## BEGIN Dataset excerpts

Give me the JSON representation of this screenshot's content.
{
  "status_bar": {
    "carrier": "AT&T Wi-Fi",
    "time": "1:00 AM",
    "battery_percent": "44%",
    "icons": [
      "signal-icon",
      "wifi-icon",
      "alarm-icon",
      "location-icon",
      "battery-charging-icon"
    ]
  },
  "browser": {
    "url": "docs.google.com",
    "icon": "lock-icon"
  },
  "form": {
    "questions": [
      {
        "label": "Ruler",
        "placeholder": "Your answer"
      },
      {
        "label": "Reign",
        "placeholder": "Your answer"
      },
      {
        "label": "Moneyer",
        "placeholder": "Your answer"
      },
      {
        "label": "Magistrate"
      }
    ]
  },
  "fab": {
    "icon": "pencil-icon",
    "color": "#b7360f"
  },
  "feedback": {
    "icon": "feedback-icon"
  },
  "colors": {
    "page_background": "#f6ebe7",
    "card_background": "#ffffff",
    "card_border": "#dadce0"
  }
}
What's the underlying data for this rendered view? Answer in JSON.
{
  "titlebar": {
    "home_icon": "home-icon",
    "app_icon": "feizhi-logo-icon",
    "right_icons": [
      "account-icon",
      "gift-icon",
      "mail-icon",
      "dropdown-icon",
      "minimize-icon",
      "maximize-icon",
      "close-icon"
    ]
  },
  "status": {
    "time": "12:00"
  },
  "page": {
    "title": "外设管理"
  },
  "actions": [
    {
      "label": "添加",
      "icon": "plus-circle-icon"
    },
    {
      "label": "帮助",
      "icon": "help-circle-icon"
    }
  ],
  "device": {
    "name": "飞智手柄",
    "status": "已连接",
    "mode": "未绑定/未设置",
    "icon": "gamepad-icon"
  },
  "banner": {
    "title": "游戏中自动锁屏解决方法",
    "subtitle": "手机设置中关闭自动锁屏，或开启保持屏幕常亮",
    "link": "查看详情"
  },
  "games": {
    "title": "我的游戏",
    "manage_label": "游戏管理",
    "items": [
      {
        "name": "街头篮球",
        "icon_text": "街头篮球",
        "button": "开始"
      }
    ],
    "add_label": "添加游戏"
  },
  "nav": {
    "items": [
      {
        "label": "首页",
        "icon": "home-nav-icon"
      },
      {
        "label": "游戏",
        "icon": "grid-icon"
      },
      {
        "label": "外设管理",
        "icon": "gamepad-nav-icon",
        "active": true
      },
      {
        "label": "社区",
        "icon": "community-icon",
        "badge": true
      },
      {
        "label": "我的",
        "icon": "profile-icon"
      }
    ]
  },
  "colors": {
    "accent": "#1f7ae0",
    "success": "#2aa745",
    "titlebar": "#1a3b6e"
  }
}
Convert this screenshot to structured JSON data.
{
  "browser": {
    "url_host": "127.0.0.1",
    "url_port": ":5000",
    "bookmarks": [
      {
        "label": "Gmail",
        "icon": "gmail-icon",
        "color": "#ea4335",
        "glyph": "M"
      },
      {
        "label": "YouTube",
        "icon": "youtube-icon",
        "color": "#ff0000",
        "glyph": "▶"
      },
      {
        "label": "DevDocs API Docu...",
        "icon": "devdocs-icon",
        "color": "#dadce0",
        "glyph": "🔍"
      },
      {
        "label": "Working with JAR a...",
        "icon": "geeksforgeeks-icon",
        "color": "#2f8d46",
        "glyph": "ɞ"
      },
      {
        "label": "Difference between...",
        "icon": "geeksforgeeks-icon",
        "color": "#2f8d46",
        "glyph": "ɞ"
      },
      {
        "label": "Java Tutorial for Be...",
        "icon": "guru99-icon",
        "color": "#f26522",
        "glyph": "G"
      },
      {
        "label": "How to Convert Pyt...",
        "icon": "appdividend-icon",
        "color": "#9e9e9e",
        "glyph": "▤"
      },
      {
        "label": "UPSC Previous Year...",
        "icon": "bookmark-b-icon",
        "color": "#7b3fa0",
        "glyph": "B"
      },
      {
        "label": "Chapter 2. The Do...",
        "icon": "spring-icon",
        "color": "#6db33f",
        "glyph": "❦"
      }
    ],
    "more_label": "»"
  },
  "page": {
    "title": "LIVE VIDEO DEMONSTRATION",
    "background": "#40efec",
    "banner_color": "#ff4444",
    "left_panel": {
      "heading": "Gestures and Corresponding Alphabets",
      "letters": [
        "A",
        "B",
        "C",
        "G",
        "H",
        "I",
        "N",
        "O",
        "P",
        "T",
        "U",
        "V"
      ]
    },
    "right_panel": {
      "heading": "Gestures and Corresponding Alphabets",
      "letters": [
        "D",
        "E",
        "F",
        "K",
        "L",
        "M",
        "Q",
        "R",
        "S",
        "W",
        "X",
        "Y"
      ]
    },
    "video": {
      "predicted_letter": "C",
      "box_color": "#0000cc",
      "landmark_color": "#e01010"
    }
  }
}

## END Dataset excerpts

#### Task objective
Above are some records. Print them all exactly.

#### Finished answer
Give me the JSON representation of this screenshot's content.
{
  "status_bar": {
    "carrier": "AT&T Wi-Fi",
    "time": "1:00 AM",
    "battery_percent": "44%",
    "icons": [
      "signal-icon",
      "wifi-icon",
      "alarm-icon",
      "location-icon",
      "battery-charging-icon"
    ]
  },
  "browser": {
    "url": "docs.google.com",
    "icon": "lock-icon"
  },
  "form": {
    "questions": [
      {
        "label": "Ruler",
        "placeholder": "Your answer"
      },
      {
        "label": "Reign",
        "placeholder": "Your answer"
      },
      {
        "label": "Moneyer",
        "placeholder": "Your answer"
      },
      {
        "label": "Magistrate"
      }
    ]
  },
  "fab": {
    "icon": "pencil-icon",
    "color": "#b7360f"
  },
  "feedback": {
    "icon": "feedback-icon"
  },
  "colors": {
    "page_background": "#f6ebe7",
    "card_background": "#ffffff",
    "card_border": "#dadce0"
  }
}
What's the underlying data for this rendered view? Answer in JSON.
{
  "titlebar": {
    "home_icon": "home-icon",
    "app_icon": "feizhi-logo-icon",
    "right_icons": [
      "account-icon",
      "gift-icon",
      "mail-icon",
      "dropdown-icon",
      "minimize-icon",
      "maximize-icon",
      "close-icon"
    ]
  },
  "status": {
    "time": "12:00"
  },
  "page": {
    "title": "外设管理"
  },
  "actions": [
    {
      "label": "添加",
      "icon": "plus-circle-icon"
    },
    {
      "label": "帮助",
      "icon": "help-circle-icon"
    }
  ],
  "device": {
    "name": "飞智手柄",
    "status": "已连接",
    "mode": "未绑定/未设置",
    "icon": "gamepad-icon"
  },
  "banner": {
    "title": "游戏中自动锁屏解决方法",
    "subtitle": "手机设置中关闭自动锁屏，或开启保持屏幕常亮",
    "link": "查看详情"
  },
  "games": {
    "title": "我的游戏",
    "manage_label": "游戏管理",
    "items": [
      {
        "name": "街头篮球",
        "icon_text": "街头篮球",
        "button": "开始"
      }
    ],
    "add_label": "添加游戏"
  },
  "nav": {
    "items": [
      {
        "label": "首页",
        "icon": "home-nav-icon"
      },
      {
        "label": "游戏",
        "icon": "grid-icon"
      },
      {
        "label": "外设管理",
        "icon": "gamepad-nav-icon",
        "active": true
      },
      {
        "label": "社区",
        "icon": "community-icon",
        "badge": true
      },
      {
        "label": "我的",
        "icon": "profile-icon"
      }
    ]
  },
  "colors": {
    "accent": "#1f7ae0",
    "success": "#2aa745",
    "titlebar": "#1a3b6e"
  }
}
Convert this screenshot to structured JSON data.
{
  "browser": {
    "url_host": "127.0.0.1",
    "url_port": ":5000",
    "bookmarks": [
      {
        "label": "Gmail",
        "icon": "gmail-icon",
        "color": "#ea4335",
        "glyph": "M"
      },
      {
        "label": "YouTube",
        "icon": "youtube-icon",
        "color": "#ff0000",
        "glyph": "▶"
      },
      {
        "label": "DevDocs API Docu...",
        "icon": "devdocs-icon",
        "color": "#dadce0",
        "glyph": "🔍"
      },
      {
        "label": "Working with JAR a...",
        "icon": "geeksforgeeks-icon",
        "color": "#2f8d46",
        "glyph": "ɞ"
      },
      {
        "label": "Difference between...",
        "icon": "geeksforgeeks-icon",
        "color": "#2f8d46",
        "glyph": "ɞ"
      },
      {
        "label": "Java Tutorial for Be...",
        "icon": "guru99-icon",
        "color": "#f26522",
        "glyph": "G"
      },
      {
        "label": "How to Convert Pyt...",
        "icon": "appdividend-icon",
        "color": "#9e9e9e",
        "glyph": "▤"
      },
      {
        "label": "UPSC Previous Year...",
        "icon": "bookmark-b-icon",
        "color": "#7b3fa0",
        "glyph": "B"
      },
      {
        "label": "Chapter 2. The Do...",
        "icon": "spring-icon",
        "color": "#6db33f",
        "glyph": "❦"
      }
    ],
    "more_label": "»"
  },
  "page": {
    "title": "LIVE VIDEO DEMONSTRATION",
    "background": "#40efec",
    "banner_color": "#ff4444",
    "left_panel": {
      "heading": "Gestures and Corresponding Alphabets",
      "letters": [
        "A",
        "B",
        "C",
        "G",
        "H",
        "I",
        "N",
        "O",
        "P",
        "T",
        "U",
        "V"
      ]
    },
    "right_panel": {
      "heading": "Gestures and Corresponding Alphabets",
      "letters": [
        "D",
        "E",
        "F",
        "K",
        "L",
        "M",
        "Q",
        "R",
        "S",
        "W",
        "X",
        "Y"
      ]
    },
    "video": {
      "predicted_letter": "C",
      "box_color": "#0000cc",
      "landmark_color": "#e01010"
    }
  }
}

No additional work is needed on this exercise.